*TASK ITEM*. Within this listing, how many lines include the word "panel"? Only the number should be given.

______________________________

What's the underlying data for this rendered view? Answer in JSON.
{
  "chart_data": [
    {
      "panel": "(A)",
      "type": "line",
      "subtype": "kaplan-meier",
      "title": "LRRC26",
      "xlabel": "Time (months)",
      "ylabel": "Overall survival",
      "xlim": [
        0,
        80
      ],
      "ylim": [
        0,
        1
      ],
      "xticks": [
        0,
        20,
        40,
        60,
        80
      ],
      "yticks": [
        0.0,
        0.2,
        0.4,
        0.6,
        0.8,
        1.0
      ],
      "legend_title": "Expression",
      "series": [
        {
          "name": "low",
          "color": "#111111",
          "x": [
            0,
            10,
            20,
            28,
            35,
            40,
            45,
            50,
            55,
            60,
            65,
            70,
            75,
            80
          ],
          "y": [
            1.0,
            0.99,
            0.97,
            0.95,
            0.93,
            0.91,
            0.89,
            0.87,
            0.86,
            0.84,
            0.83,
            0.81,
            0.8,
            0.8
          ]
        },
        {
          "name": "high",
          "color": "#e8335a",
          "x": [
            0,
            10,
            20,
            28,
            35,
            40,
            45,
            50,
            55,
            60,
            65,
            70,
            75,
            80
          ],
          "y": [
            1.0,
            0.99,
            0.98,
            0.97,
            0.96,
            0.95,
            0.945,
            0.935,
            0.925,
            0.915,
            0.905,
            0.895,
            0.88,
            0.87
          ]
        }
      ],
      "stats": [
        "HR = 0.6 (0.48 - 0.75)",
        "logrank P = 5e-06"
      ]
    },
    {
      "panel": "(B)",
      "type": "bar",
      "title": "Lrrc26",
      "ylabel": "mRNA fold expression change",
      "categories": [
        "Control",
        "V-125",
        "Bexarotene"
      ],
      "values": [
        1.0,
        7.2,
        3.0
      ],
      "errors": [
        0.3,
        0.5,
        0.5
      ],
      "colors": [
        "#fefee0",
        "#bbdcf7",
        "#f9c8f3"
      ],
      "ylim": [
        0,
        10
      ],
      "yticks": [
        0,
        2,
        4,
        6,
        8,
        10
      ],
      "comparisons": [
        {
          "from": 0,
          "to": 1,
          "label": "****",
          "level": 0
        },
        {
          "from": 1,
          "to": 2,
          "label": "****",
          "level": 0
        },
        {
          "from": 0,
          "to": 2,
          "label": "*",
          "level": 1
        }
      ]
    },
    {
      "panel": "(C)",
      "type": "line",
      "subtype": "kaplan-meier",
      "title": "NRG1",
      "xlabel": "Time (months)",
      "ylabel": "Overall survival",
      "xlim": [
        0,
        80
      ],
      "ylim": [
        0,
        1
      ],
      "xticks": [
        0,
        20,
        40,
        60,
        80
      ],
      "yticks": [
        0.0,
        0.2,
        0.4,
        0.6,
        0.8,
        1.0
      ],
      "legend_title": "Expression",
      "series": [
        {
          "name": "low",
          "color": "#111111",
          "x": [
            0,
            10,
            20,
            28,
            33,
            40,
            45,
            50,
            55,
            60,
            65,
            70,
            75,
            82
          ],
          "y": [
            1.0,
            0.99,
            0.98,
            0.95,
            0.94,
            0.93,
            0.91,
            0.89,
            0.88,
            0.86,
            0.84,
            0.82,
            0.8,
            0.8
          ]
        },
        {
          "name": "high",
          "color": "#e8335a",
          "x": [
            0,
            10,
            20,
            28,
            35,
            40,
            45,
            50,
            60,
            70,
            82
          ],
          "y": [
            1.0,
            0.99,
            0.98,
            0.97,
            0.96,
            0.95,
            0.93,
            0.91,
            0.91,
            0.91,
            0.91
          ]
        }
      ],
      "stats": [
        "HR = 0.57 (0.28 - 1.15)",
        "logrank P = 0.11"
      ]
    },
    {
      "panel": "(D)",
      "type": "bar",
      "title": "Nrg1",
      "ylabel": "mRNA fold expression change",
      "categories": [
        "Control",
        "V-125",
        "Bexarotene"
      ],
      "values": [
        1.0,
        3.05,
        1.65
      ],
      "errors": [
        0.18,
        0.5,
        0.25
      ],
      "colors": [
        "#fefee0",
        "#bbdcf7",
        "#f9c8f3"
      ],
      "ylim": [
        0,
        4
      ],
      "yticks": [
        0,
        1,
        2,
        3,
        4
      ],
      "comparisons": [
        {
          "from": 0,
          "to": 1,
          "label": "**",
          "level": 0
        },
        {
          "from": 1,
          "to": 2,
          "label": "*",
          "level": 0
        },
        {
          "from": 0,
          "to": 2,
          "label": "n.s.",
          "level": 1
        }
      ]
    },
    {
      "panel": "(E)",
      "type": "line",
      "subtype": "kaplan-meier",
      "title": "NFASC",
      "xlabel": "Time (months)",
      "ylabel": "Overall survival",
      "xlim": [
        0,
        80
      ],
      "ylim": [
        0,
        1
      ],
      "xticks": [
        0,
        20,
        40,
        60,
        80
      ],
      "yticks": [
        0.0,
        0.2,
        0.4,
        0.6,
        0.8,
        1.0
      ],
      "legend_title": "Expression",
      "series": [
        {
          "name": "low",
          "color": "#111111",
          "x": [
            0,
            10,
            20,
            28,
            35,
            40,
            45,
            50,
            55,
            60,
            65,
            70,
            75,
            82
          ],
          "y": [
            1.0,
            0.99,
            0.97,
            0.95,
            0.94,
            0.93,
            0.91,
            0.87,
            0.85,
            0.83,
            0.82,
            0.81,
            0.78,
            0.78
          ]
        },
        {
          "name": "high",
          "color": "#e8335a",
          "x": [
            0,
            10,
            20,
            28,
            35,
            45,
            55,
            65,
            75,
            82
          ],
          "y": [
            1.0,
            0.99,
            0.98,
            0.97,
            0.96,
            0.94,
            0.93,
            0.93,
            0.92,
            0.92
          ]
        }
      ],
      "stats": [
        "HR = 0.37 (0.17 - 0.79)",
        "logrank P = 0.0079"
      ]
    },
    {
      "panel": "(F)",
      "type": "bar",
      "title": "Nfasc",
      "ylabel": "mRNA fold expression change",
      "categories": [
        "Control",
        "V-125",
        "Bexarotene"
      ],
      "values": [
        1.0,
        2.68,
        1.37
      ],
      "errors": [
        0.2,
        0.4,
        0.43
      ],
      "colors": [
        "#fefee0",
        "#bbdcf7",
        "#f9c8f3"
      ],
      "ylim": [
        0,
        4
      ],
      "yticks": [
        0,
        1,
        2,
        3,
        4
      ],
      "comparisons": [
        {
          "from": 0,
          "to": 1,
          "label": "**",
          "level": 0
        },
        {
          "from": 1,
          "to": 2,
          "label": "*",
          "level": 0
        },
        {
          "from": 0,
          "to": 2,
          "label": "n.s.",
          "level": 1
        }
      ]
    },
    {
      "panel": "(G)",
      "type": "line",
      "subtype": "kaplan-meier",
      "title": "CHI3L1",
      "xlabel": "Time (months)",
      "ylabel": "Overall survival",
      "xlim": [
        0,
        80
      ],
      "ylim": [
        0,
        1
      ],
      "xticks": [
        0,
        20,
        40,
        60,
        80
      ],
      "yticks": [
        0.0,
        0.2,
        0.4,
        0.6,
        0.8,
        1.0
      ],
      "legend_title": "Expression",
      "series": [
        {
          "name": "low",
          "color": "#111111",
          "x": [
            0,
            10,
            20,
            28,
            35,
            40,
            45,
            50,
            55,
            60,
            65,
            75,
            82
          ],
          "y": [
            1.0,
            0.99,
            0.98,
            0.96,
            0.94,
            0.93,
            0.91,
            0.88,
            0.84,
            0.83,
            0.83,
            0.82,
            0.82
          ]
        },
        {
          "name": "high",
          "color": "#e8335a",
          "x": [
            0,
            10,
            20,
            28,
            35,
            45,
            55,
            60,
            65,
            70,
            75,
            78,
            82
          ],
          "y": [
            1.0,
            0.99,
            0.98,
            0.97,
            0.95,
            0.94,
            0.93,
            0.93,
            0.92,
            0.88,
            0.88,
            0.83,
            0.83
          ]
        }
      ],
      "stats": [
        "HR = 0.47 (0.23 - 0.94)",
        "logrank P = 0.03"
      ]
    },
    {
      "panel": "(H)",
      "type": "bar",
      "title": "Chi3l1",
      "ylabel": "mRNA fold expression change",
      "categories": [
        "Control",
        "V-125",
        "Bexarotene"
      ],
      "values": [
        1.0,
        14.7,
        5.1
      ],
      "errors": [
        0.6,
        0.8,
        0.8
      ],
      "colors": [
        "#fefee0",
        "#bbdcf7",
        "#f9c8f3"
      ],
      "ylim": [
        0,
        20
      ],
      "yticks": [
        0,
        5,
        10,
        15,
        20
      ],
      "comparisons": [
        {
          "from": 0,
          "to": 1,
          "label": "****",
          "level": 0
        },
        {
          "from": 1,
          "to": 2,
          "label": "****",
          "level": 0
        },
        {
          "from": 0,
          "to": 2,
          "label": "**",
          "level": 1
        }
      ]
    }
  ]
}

______________________________

*ANSWER TO THIS EXERCISE*. 8